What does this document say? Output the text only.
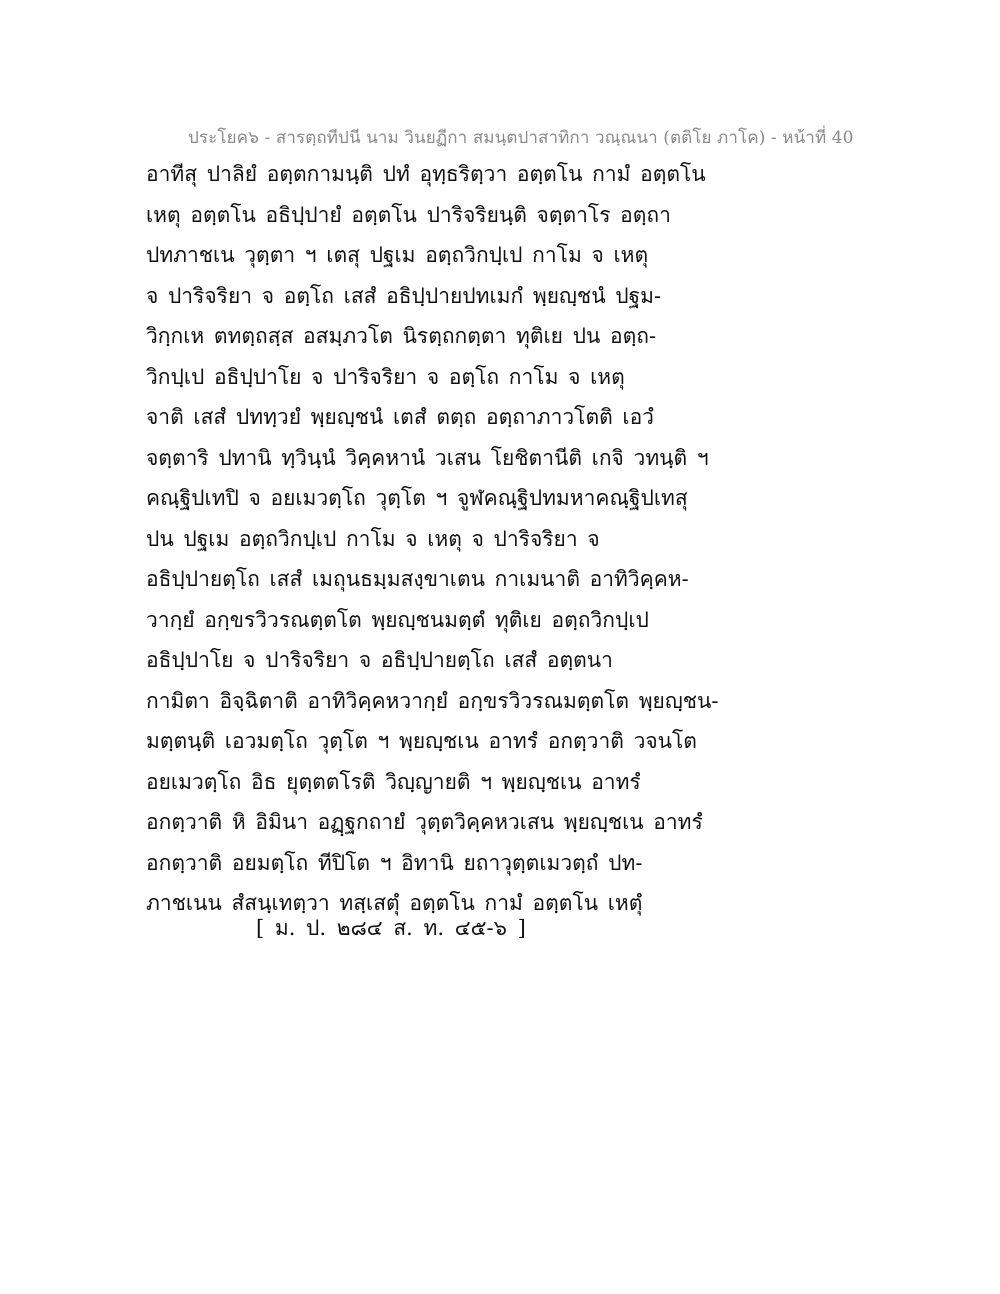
ประโยค๖ - สารตฺถทีปนี นาม วินยฏีกา สมนฺตปาสาทิกา วณฺณนา (ตติโย ภาโค) - หน้าที่ 40
อาทีสุ ปาลิยํ อตฺตกามนฺติ ปทํ อุทฺธริตฺวา อตฺตโน กามํ อตฺตโน
เหตุ อตฺตโน อธิปฺปายํ อตฺตโน ปาริจริยนฺติ จตฺตาโร อตฺถา
ปทภาชเน วุตฺตา ฯ เตสุ ปฐเม อตฺถวิกปฺเป กาโม จ เหตุ
จ ปาริจริยา จ อตฺโถ เสสํ อธิปฺปายปทเมกํ พฺยญฺชนํ ปฐม-
วิกฺกเห ตทตฺถสฺส อสมฺภวโต นิรตฺถกตฺตา ทุติเย ปน อตฺถ-
วิกปฺเป อธิปฺปาโย จ ปาริจริยา จ อตฺโถ กาโม จ เหตุ
จาติ เสสํ ปททฺวยํ พฺยญฺชนํ เตสํ ตตฺถ อตฺถาภาวโตติ เอวํ
จตฺตาริ ปทานิ ทฺวินฺนํ วิคฺคหานํ วเสน โยชิตานีติ เกจิ วทนฺติ ฯ
คณฺฐิปเทปิ จ อยเมวตฺโถ วุตฺโต ฯ จูฬคณฺฐิปทมหาคณฺฐิปเทสุ
ปน ปฐเม อตฺถวิกปฺเป กาโม จ เหตุ จ ปาริจริยา จ
อธิปฺปายตฺโถ เสสํ เมถุนธมฺมสงฺขาเตน กาเมนาติ อาทิวิคฺคห-
วากฺยํ อกฺขรวิวรณตฺตโต พฺยญฺชนมตฺตํ ทุติเย อตฺถวิกปฺเป
อธิปฺปาโย จ ปาริจริยา จ อธิปฺปายตฺโถ เสสํ อตฺตนา
กามิตา อิจฺฉิตาติ อาทิวิคฺคหวากฺยํ อกฺขรวิวรณมตฺตโต พฺยญฺชน-
มตฺตนฺติ เอวมตฺโถ วุตฺโต ฯ พฺยญฺชเน อาทรํ อกตฺวาติ วจนโต
อยเมวตฺโถ อิธ ยุตฺตตโรติ วิญฺญายติ ฯ พฺยญฺชเน อาทรํ
อกตฺวาติ หิ อิมินา อฏฺฐกถายํ วุตฺตวิคฺคหวเสน พฺยญฺชเน อาทรํ
อกตฺวาติ อยมตฺโถ ทีปิโต ฯ อิทานิ ยถาวุตฺตเมวตฺถํ ปท-
ภาชเนน สํสนฺเทตฺวา ทสฺเสตุํ อตฺตโน กามํ อตฺตโน เหตุํ
[ ม. ป. ๒๘๔ ส. ท. ๔๕-๖ ]
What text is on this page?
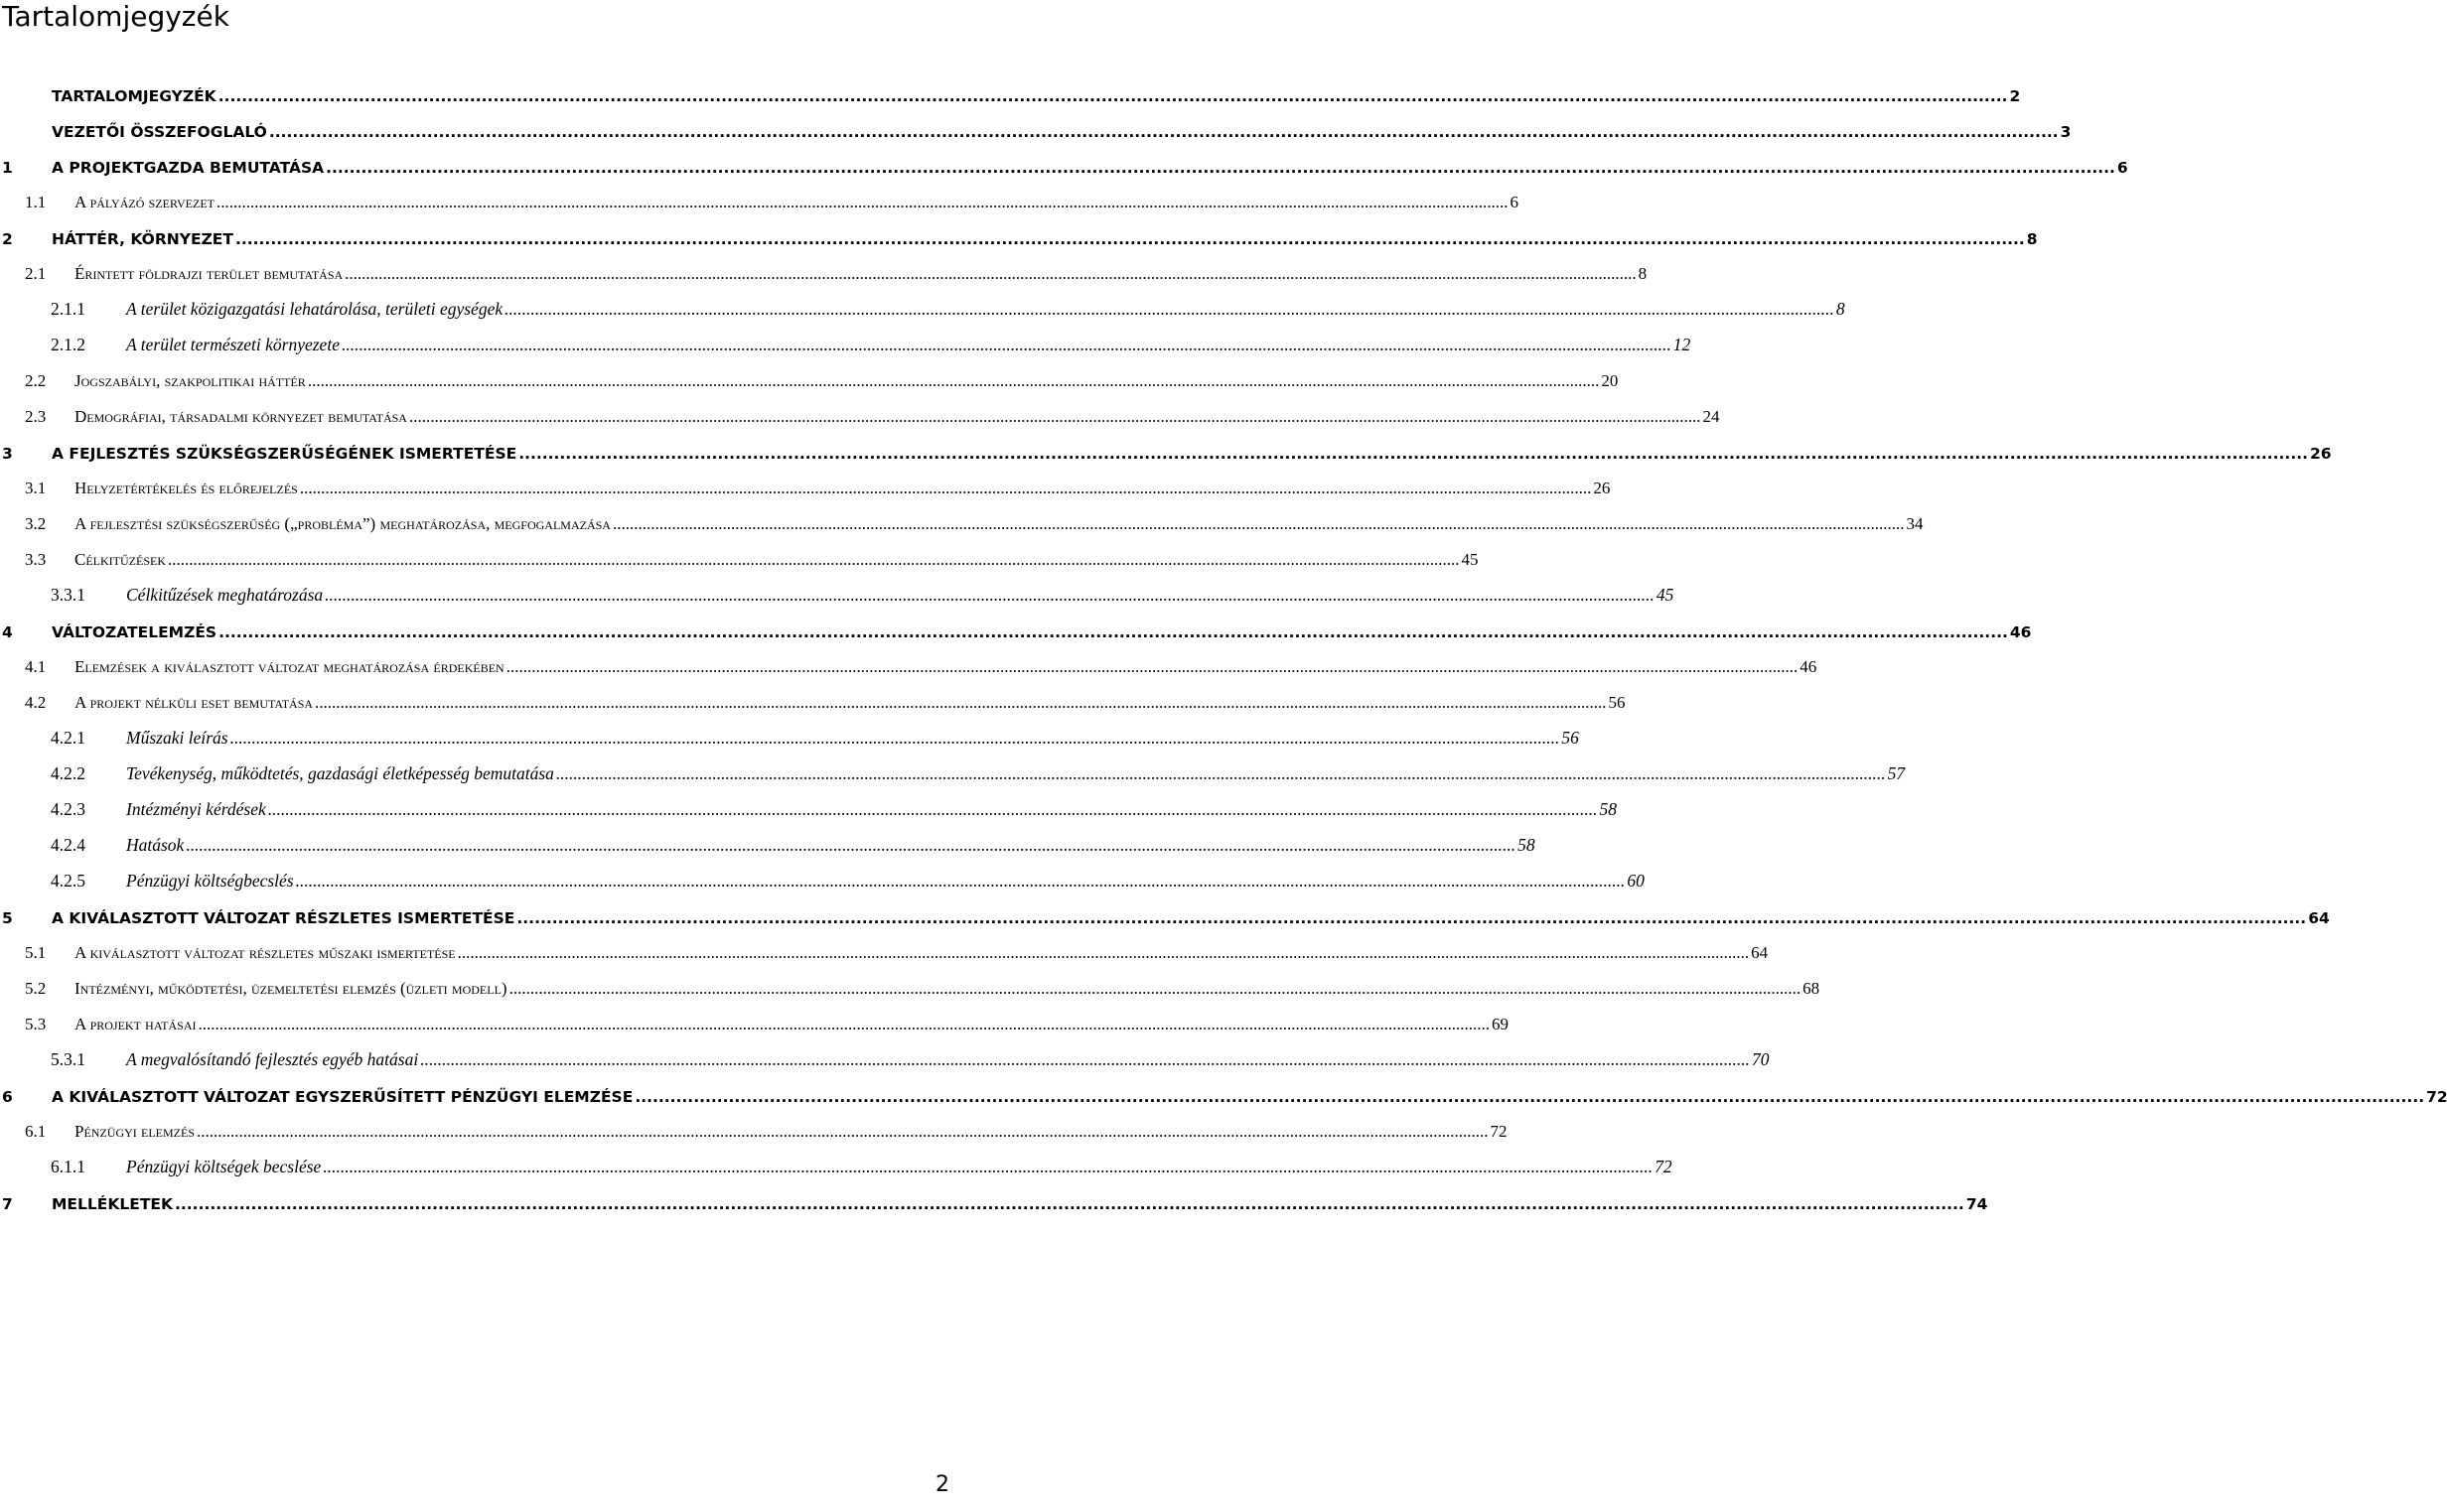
Tartalomjegyzék
TARTALOMJEGYZÉK .....	2
VEZETŐI ÖSSZEFOGLALÓ .....	3
1	A PROJEKTGAZDA BEMUTATÁSA .....	6
1.1	A pályázó szervezet .....	6
2	HÁTTÉR, KÖRNYEZET .....	8
2.1	Érintett földrajzi terület bemutatása .....	8
2.1.1	A terület közigazgatási lehatárolása, területi egységek .....	8
2.1.2	A terület természeti környezete .....	12
2.2	Jogszabályi, szakpolitikai háttér .....	20
2.3	Demográfiai, társadalmi környezet bemutatása .....	24
3	A FEJLESZTÉS SZÜKSÉGSZERŰSÉGÉNEK ISMERTETÉSE .....	26
3.1	Helyzetértékelés és előrejelzés .....	26
3.2	A fejlesztési szükségszerűség („probléma”) meghatározása, megfogalmazása .....	34
3.3	Célkitűzések .....	45
3.3.1	Célkitűzések meghatározása .....	45
4	VÁLTOZATELEMZÉS .....	46
4.1	Elemzések a kiválasztott változat meghatározása érdekében .....	46
4.2	A projekt nélküli eset bemutatása .....	56
4.2.1	Műszaki leírás .....	56
4.2.2	Tevékenység, működtetés, gazdasági életképesség bemutatása .....	57
4.2.3	Intézményi kérdések .....	58
4.2.4	Hatások .....	58
4.2.5	Pénzügyi költségbecslés .....	60
5	A KIVÁLASZTOTT VÁLTOZAT RÉSZLETES ISMERTETÉSE .....	64
5.1	A kiválasztott változat részletes műszaki ismertetése .....	64
5.2	Intézményi, működtetési, üzemeltetési elemzés (üzleti modell) .....	68
5.3	A projekt hatásai .....	69
5.3.1	A megvalósítandó fejlesztés egyéb hatásai .....	70
6	A KIVÁLASZTOTT VÁLTOZAT EGYSZERŰSÍTETT PÉNZÜGYI ELEMZÉSE .....	72
6.1	Pénzügyi elemzés .....	72
6.1.1	Pénzügyi költségek becslése .....	72
7	MELLÉKLETEK .....	74
2
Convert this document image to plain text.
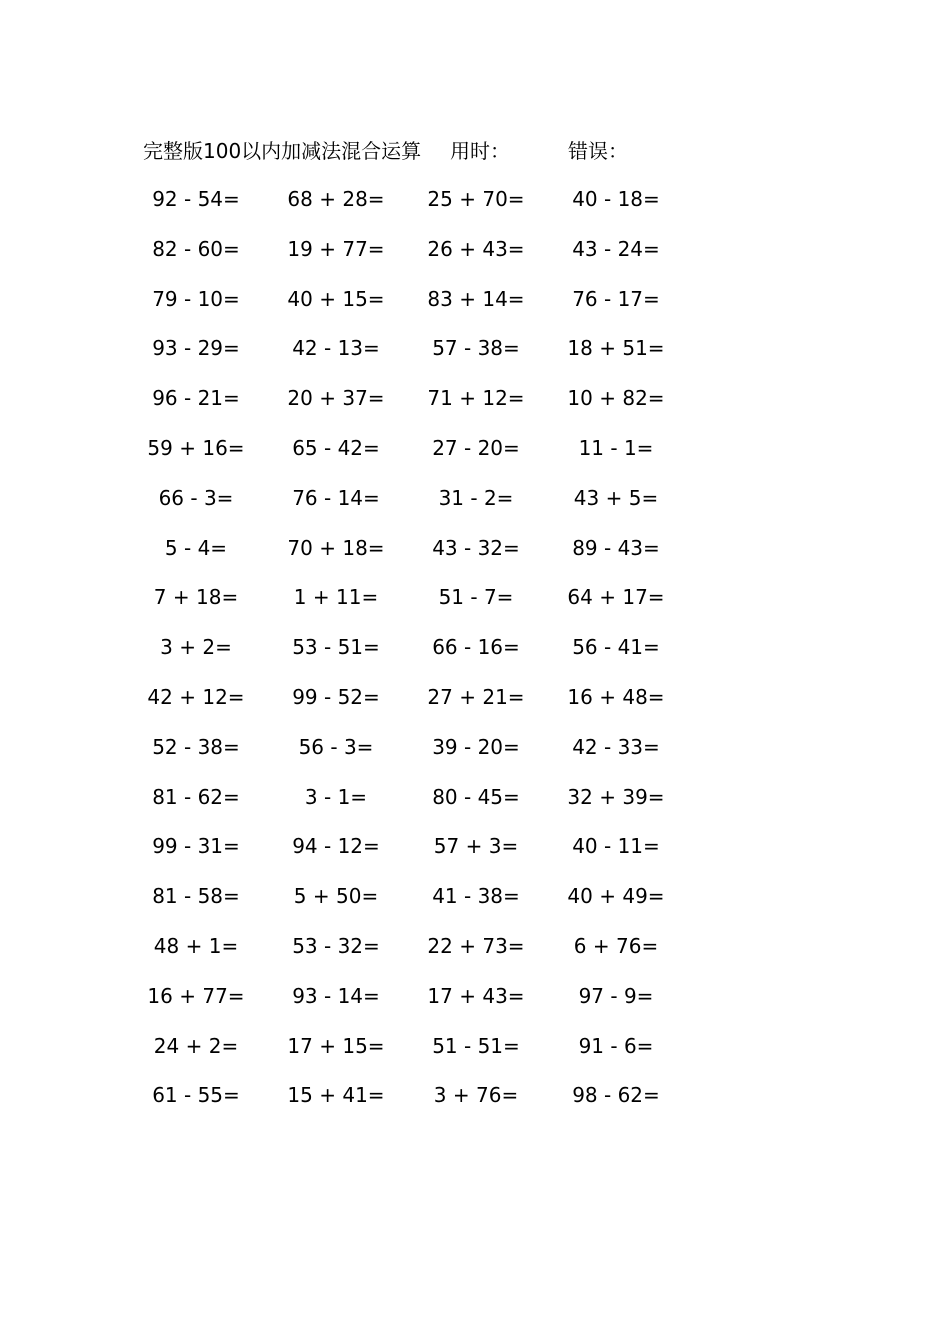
完整版100以内加减法混合运算 用时：	错误：
92 - 54=	68 + 28=	25 + 70=	40 - 18=
82 - 60=	19 + 77=	26 + 43=	43 - 24=
79 - 10=	40 + 15=	83 + 14=	76 - 17=
93 - 29=	42 - 13=	57 - 38=	18 + 51=
96 - 21=	20 + 37=	71 + 12=	10 + 82=
59 + 16=	65 - 42=	27 - 20=	11 - 1=
66 - 3=	76 - 14=	31 - 2=	43 + 5=
5 - 4=	70 + 18=	43 - 32=	89 - 43=
7 + 18=	1 + 11=	51 - 7=	64 + 17=
3 + 2=	53 - 51=	66 - 16=	56 - 41=
42 + 12=	99 - 52=	27 + 21=	16 + 48=
52 - 38=	56 - 3=	39 - 20=	42 - 33=
81 - 62=	3 - 1=	80 - 45=	32 + 39=
99 - 31=	94 - 12=	57 + 3=	40 - 11=
81 - 58=	5 + 50=	41 - 38=	40 + 49=
48 + 1=	53 - 32=	22 + 73=	6 + 76=
16 + 77=	93 - 14=	17 + 43=	97 - 9=
24 + 2=	17 + 15=	51 - 51=	91 - 6=
61 - 55=	15 + 41=	3 + 76=	98 - 62=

------------------------------------------------------------------------

Task directions: Write out the listing word for word, omitting the pictures it holds.

Result of the task:
What does this document say? Output the text only.
ประโยค๖ - สารตฺถทีปนี นาม วินยฏีกา สมนฺตปาสาทิกา วณฺณนา (ตติโย ภาโค) - หน้าที่ 40
อาทีสุ ปาลิยํ อตฺตกามนฺติ ปทํ อุทฺธริตฺวา อตฺตโน กามํ อตฺตโน
เหตุ อตฺตโน อธิปฺปายํ อตฺตโน ปาริจริยนฺติ จตฺตาโร อตฺถา
ปทภาชเน วุตฺตา ฯ เตสุ ปฐเม อตฺถวิกปฺเป กาโม จ เหตุ
จ ปาริจริยา จ อตฺโถ เสสํ อธิปฺปายปทเมกํ พฺยญฺชนํ ปฐม-
วิกฺกเห ตทตฺถสฺส อสมฺภวโต นิรตฺถกตฺตา ทุติเย ปน อตฺถ-
วิกปฺเป อธิปฺปาโย จ ปาริจริยา จ อตฺโถ กาโม จ เหตุ
จาติ เสสํ ปททฺวยํ พฺยญฺชนํ เตสํ ตตฺถ อตฺถาภาวโตติ เอวํ
จตฺตาริ ปทานิ ทฺวินฺนํ วิคฺคหานํ วเสน โยชิตานีติ เกจิ วทนฺติ ฯ
คณฺฐิปเทปิ จ อยเมวตฺโถ วุตฺโต ฯ จูฬคณฺฐิปทมหาคณฺฐิปเทสุ
ปน ปฐเม อตฺถวิกปฺเป กาโม จ เหตุ จ ปาริจริยา จ
อธิปฺปายตฺโถ เสสํ เมถุนธมฺมสงฺขาเตน กาเมนาติ อาทิวิคฺคห-
วากฺยํ อกฺขรวิวรณตฺตโต พฺยญฺชนมตฺตํ ทุติเย อตฺถวิกปฺเป
อธิปฺปาโย จ ปาริจริยา จ อธิปฺปายตฺโถ เสสํ อตฺตนา
กามิตา อิจฺฉิตาติ อาทิวิคฺคหวากฺยํ อกฺขรวิวรณมตฺตโต พฺยญฺชน-
มตฺตนฺติ เอวมตฺโถ วุตฺโต ฯ พฺยญฺชเน อาทรํ อกตฺวาติ วจนโต
อยเมวตฺโถ อิธ ยุตฺตตโรติ วิญฺญายติ ฯ พฺยญฺชเน อาทรํ
อกตฺวาติ หิ อิมินา อฏฺฐกถายํ วุตฺตวิคฺคหวเสน พฺยญฺชเน อาทรํ
อกตฺวาติ อยมตฺโถ ทีปิโต ฯ อิทานิ ยถาวุตฺตเมวตฺถํ ปท-
ภาชเนน สํสนฺเทตฺวา ทสฺเสตุํ อตฺตโน กามํ อตฺตโน เหตุํ
[ ม. ป. ๒๘๔ ส. ท. ๔๕-๖ ]
What text is on this page?
Tartalomjegyzék
TARTALOMJEGYZÉK .....	2
VEZETŐI ÖSSZEFOGLALÓ .....	3
1	A PROJEKTGAZDA BEMUTATÁSA .....	6
1.1	A pályázó szervezet .....	6
2	HÁTTÉR, KÖRNYEZET .....	8
2.1	Érintett földrajzi terület bemutatása .....	8
2.1.1	A terület közigazgatási lehatárolása, területi egységek .....	8
2.1.2	A terület természeti környezete .....	12
2.2	Jogszabályi, szakpolitikai háttér .....	20
2.3	Demográfiai, társadalmi környezet bemutatása .....	24
3	A FEJLESZTÉS SZÜKSÉGSZERŰSÉGÉNEK ISMERTETÉSE .....	26
3.1	Helyzetértékelés és előrejelzés .....	26
3.2	A fejlesztési szükségszerűség („probléma”) meghatározása, megfogalmazása .....	34
3.3	Célkitűzések .....	45
3.3.1	Célkitűzések meghatározása .....	45
4	VÁLTOZATELEMZÉS .....	46
4.1	Elemzések a kiválasztott változat meghatározása érdekében .....	46
4.2	A projekt nélküli eset bemutatása .....	56
4.2.1	Műszaki leírás .....	56
4.2.2	Tevékenység, működtetés, gazdasági életképesség bemutatása .....	57
4.2.3	Intézményi kérdések .....	58
4.2.4	Hatások .....	58
4.2.5	Pénzügyi költségbecslés .....	60
5	A KIVÁLASZTOTT VÁLTOZAT RÉSZLETES ISMERTETÉSE .....	64
5.1	A kiválasztott változat részletes műszaki ismertetése .....	64
5.2	Intézményi, működtetési, üzemeltetési elemzés (üzleti modell) .....	68
5.3	A projekt hatásai .....	69
5.3.1	A megvalósítandó fejlesztés egyéb hatásai .....	70
6	A KIVÁLASZTOTT VÁLTOZAT EGYSZERŰSÍTETT PÉNZÜGYI ELEMZÉSE .....	72
6.1	Pénzügyi elemzés .....	72
6.1.1	Pénzügyi költségek becslése .....	72
7	MELLÉKLETEK .....	74
2
Convert this document image to plain text.
完整版100以内加减法混合运算 用时：	错误：
92 - 54=	68 + 28=	25 + 70=	40 - 18=
82 - 60=	19 + 77=	26 + 43=	43 - 24=
79 - 10=	40 + 15=	83 + 14=	76 - 17=
93 - 29=	42 - 13=	57 - 38=	18 + 51=
96 - 21=	20 + 37=	71 + 12=	10 + 82=
59 + 16=	65 - 42=	27 - 20=	11 - 1=
66 - 3=	76 - 14=	31 - 2=	43 + 5=
5 - 4=	70 + 18=	43 - 32=	89 - 43=
7 + 18=	1 + 11=	51 - 7=	64 + 17=
3 + 2=	53 - 51=	66 - 16=	56 - 41=
42 + 12=	99 - 52=	27 + 21=	16 + 48=
52 - 38=	56 - 3=	39 - 20=	42 - 33=
81 - 62=	3 - 1=	80 - 45=	32 + 39=
99 - 31=	94 - 12=	57 + 3=	40 - 11=
81 - 58=	5 + 50=	41 - 38=	40 + 49=
48 + 1=	53 - 32=	22 + 73=	6 + 76=
16 + 77=	93 - 14=	17 + 43=	97 - 9=
24 + 2=	17 + 15=	51 - 51=	91 - 6=
61 - 55=	15 + 41=	3 + 76=	98 - 62=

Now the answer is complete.